* Exercise requirements *
Output each entry exactly; skip nothing.

* Data shown *

--- --- ---

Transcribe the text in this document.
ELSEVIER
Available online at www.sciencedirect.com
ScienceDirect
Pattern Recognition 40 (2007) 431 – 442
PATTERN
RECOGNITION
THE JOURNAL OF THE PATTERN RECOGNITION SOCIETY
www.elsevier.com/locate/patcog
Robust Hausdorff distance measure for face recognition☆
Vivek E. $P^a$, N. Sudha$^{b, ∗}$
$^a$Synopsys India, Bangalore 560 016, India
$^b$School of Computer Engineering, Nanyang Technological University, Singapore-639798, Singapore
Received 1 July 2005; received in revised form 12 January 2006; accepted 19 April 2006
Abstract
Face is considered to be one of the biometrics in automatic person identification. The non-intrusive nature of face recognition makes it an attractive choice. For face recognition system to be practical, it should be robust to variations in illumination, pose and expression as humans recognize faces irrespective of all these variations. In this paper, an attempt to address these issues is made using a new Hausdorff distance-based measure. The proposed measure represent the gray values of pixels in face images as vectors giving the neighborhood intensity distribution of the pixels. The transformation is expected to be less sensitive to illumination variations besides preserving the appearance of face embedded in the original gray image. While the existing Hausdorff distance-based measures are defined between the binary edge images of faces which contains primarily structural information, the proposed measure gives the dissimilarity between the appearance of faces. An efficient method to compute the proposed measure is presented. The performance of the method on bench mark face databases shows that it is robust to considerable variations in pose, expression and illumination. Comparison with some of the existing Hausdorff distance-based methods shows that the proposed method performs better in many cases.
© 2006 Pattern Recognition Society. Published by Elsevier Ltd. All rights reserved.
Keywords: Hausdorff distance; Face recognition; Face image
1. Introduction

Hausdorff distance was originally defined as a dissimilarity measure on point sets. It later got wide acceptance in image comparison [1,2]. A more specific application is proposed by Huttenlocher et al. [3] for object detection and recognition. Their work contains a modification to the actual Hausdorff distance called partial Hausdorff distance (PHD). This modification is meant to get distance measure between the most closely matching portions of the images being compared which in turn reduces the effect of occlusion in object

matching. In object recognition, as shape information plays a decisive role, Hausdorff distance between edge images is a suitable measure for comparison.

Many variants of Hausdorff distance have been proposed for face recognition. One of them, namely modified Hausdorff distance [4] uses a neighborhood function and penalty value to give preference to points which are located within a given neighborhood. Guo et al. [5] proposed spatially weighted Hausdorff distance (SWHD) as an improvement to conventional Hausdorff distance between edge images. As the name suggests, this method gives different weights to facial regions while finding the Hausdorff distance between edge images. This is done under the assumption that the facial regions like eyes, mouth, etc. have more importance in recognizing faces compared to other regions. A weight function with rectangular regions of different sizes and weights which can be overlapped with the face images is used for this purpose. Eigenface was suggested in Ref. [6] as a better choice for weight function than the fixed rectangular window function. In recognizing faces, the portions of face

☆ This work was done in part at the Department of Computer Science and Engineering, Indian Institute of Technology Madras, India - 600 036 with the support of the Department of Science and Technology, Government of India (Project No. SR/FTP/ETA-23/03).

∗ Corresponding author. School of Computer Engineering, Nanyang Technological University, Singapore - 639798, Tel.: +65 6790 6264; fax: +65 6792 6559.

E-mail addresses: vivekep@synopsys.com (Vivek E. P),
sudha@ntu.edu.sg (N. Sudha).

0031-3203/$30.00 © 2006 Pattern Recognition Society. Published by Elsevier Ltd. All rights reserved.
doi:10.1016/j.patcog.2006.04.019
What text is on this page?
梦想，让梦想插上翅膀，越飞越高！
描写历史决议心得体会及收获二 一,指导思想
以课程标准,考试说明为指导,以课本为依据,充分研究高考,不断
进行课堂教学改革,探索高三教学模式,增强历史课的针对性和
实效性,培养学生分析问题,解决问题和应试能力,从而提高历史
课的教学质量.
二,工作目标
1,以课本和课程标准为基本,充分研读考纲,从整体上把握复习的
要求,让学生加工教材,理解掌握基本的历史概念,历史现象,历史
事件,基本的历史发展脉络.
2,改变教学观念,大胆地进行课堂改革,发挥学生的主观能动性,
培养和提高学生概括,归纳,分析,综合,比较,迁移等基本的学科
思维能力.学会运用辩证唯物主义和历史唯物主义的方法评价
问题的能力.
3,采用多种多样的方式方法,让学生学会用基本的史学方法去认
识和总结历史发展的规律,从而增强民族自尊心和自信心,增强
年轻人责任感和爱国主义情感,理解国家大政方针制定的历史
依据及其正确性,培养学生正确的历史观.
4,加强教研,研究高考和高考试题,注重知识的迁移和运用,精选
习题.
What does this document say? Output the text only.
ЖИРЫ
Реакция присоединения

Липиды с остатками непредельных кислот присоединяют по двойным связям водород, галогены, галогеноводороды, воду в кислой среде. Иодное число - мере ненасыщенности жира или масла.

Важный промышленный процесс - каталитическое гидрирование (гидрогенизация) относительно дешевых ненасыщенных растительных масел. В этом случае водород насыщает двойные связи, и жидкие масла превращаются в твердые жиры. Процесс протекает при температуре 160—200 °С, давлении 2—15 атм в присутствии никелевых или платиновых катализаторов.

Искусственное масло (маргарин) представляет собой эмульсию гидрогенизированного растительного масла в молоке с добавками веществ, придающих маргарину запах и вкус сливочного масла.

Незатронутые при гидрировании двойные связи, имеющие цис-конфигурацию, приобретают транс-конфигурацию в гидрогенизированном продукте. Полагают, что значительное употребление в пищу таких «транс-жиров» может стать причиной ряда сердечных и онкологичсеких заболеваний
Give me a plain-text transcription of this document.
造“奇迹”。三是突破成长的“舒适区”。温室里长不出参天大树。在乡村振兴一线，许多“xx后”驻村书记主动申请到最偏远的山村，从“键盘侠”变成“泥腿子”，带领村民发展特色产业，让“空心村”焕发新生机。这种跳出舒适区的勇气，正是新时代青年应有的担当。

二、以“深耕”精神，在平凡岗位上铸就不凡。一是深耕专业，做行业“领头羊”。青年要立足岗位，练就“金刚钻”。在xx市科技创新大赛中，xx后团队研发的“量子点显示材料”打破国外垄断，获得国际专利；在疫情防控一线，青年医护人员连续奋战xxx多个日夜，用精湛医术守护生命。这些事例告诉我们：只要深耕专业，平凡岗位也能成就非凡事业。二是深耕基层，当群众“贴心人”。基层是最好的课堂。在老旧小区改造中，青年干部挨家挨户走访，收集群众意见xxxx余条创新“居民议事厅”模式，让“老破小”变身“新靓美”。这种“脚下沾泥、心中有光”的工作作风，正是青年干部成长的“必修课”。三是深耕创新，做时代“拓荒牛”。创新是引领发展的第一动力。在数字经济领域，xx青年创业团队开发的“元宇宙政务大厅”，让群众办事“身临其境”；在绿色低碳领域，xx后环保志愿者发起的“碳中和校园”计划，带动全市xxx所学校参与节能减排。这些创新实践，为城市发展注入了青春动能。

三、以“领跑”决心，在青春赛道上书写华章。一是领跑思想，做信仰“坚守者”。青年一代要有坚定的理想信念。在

--- --- ---

* Result of this exercise *
Transcribe the text in this document.
ELSEVIER
Available online at www.sciencedirect.com
ScienceDirect
Pattern Recognition 40 (2007) 431 – 442
PATTERN
RECOGNITION
THE JOURNAL OF THE PATTERN RECOGNITION SOCIETY
www.elsevier.com/locate/patcog
Robust Hausdorff distance measure for face recognition☆
Vivek E. $P^a$, N. Sudha$^{b, ∗}$
$^a$Synopsys India, Bangalore 560 016, India
$^b$School of Computer Engineering, Nanyang Technological University, Singapore-639798, Singapore
Received 1 July 2005; received in revised form 12 January 2006; accepted 19 April 2006
Abstract
Face is considered to be one of the biometrics in automatic person identification. The non-intrusive nature of face recognition makes it an attractive choice. For face recognition system to be practical, it should be robust to variations in illumination, pose and expression as humans recognize faces irrespective of all these variations. In this paper, an attempt to address these issues is made using a new Hausdorff distance-based measure. The proposed measure represent the gray values of pixels in face images as vectors giving the neighborhood intensity distribution of the pixels. The transformation is expected to be less sensitive to illumination variations besides preserving the appearance of face embedded in the original gray image. While the existing Hausdorff distance-based measures are defined between the binary edge images of faces which contains primarily structural information, the proposed measure gives the dissimilarity between the appearance of faces. An efficient method to compute the proposed measure is presented. The performance of the method on bench mark face databases shows that it is robust to considerable variations in pose, expression and illumination. Comparison with some of the existing Hausdorff distance-based methods shows that the proposed method performs better in many cases.
© 2006 Pattern Recognition Society. Published by Elsevier Ltd. All rights reserved.
Keywords: Hausdorff distance; Face recognition; Face image
1. Introduction

Hausdorff distance was originally defined as a dissimilarity measure on point sets. It later got wide acceptance in image comparison [1,2]. A more specific application is proposed by Huttenlocher et al. [3] for object detection and recognition. Their work contains a modification to the actual Hausdorff distance called partial Hausdorff distance (PHD). This modification is meant to get distance measure between the most closely matching portions of the images being compared which in turn reduces the effect of occlusion in object

matching. In object recognition, as shape information plays a decisive role, Hausdorff distance between edge images is a suitable measure for comparison.

Many variants of Hausdorff distance have been proposed for face recognition. One of them, namely modified Hausdorff distance [4] uses a neighborhood function and penalty value to give preference to points which are located within a given neighborhood. Guo et al. [5] proposed spatially weighted Hausdorff distance (SWHD) as an improvement to conventional Hausdorff distance between edge images. As the name suggests, this method gives different weights to facial regions while finding the Hausdorff distance between edge images. This is done under the assumption that the facial regions like eyes, mouth, etc. have more importance in recognizing faces compared to other regions. A weight function with rectangular regions of different sizes and weights which can be overlapped with the face images is used for this purpose. Eigenface was suggested in Ref. [6] as a better choice for weight function than the fixed rectangular window function. In recognizing faces, the portions of face

☆ This work was done in part at the Department of Computer Science and Engineering, Indian Institute of Technology Madras, India - 600 036 with the support of the Department of Science and Technology, Government of India (Project No. SR/FTP/ETA-23/03).

∗ Corresponding author. School of Computer Engineering, Nanyang Technological University, Singapore - 639798, Tel.: +65 6790 6264; fax: +65 6792 6559.

E-mail addresses: vivekep@synopsys.com (Vivek E. P),
sudha@ntu.edu.sg (N. Sudha).

0031-3203/$30.00 © 2006 Pattern Recognition Society. Published by Elsevier Ltd. All rights reserved.
doi:10.1016/j.patcog.2006.04.019
What text is on this page?
梦想，让梦想插上翅膀，越飞越高！
描写历史决议心得体会及收获二 一,指导思想
以课程标准,考试说明为指导,以课本为依据,充分研究高考,不断
进行课堂教学改革,探索高三教学模式,增强历史课的针对性和
实效性,培养学生分析问题,解决问题和应试能力,从而提高历史
课的教学质量.
二,工作目标
1,以课本和课程标准为基本,充分研读考纲,从整体上把握复习的
要求,让学生加工教材,理解掌握基本的历史概念,历史现象,历史
事件,基本的历史发展脉络.
2,改变教学观念,大胆地进行课堂改革,发挥学生的主观能动性,
培养和提高学生概括,归纳,分析,综合,比较,迁移等基本的学科
思维能力.学会运用辩证唯物主义和历史唯物主义的方法评价
问题的能力.
3,采用多种多样的方式方法,让学生学会用基本的史学方法去认
识和总结历史发展的规律,从而增强民族自尊心和自信心,增强
年轻人责任感和爱国主义情感,理解国家大政方针制定的历史
依据及其正确性,培养学生正确的历史观.
4,加强教研,研究高考和高考试题,注重知识的迁移和运用,精选
习题.
What does this document say? Output the text only.
ЖИРЫ
Реакция присоединения

Липиды с остатками непредельных кислот присоединяют по двойным связям водород, галогены, галогеноводороды, воду в кислой среде. Иодное число - мере ненасыщенности жира или масла.

Важный промышленный процесс - каталитическое гидрирование (гидрогенизация) относительно дешевых ненасыщенных растительных масел. В этом случае водород насыщает двойные связи, и жидкие масла превращаются в твердые жиры. Процесс протекает при температуре 160—200 °С, давлении 2—15 атм в присутствии никелевых или платиновых катализаторов.

Искусственное масло (маргарин) представляет собой эмульсию гидрогенизированного растительного масла в молоке с добавками веществ, придающих маргарину запах и вкус сливочного масла.

Незатронутые при гидрировании двойные связи, имеющие цис-конфигурацию, приобретают транс-конфигурацию в гидрогенизированном продукте. Полагают, что значительное употребление в пищу таких «транс-жиров» может стать причиной ряда сердечных и онкологичсеких заболеваний
Give me a plain-text transcription of this document.
造“奇迹”。三是突破成长的“舒适区”。温室里长不出参天大树。在乡村振兴一线，许多“xx后”驻村书记主动申请到最偏远的山村，从“键盘侠”变成“泥腿子”，带领村民发展特色产业，让“空心村”焕发新生机。这种跳出舒适区的勇气，正是新时代青年应有的担当。

二、以“深耕”精神，在平凡岗位上铸就不凡。一是深耕专业，做行业“领头羊”。青年要立足岗位，练就“金刚钻”。在xx市科技创新大赛中，xx后团队研发的“量子点显示材料”打破国外垄断，获得国际专利；在疫情防控一线，青年医护人员连续奋战xxx多个日夜，用精湛医术守护生命。这些事例告诉我们：只要深耕专业，平凡岗位也能成就非凡事业。二是深耕基层，当群众“贴心人”。基层是最好的课堂。在老旧小区改造中，青年干部挨家挨户走访，收集群众意见xxxx余条创新“居民议事厅”模式，让“老破小”变身“新靓美”。这种“脚下沾泥、心中有光”的工作作风，正是青年干部成长的“必修课”。三是深耕创新，做时代“拓荒牛”。创新是引领发展的第一动力。在数字经济领域，xx青年创业团队开发的“元宇宙政务大厅”，让群众办事“身临其境”；在绿色低碳领域，xx后环保志愿者发起的“碳中和校园”计划，带动全市xxx所学校参与节能减排。这些创新实践，为城市发展注入了青春动能。

三、以“领跑”决心，在青春赛道上书写华章。一是领跑思想，做信仰“坚守者”。青年一代要有坚定的理想信念。在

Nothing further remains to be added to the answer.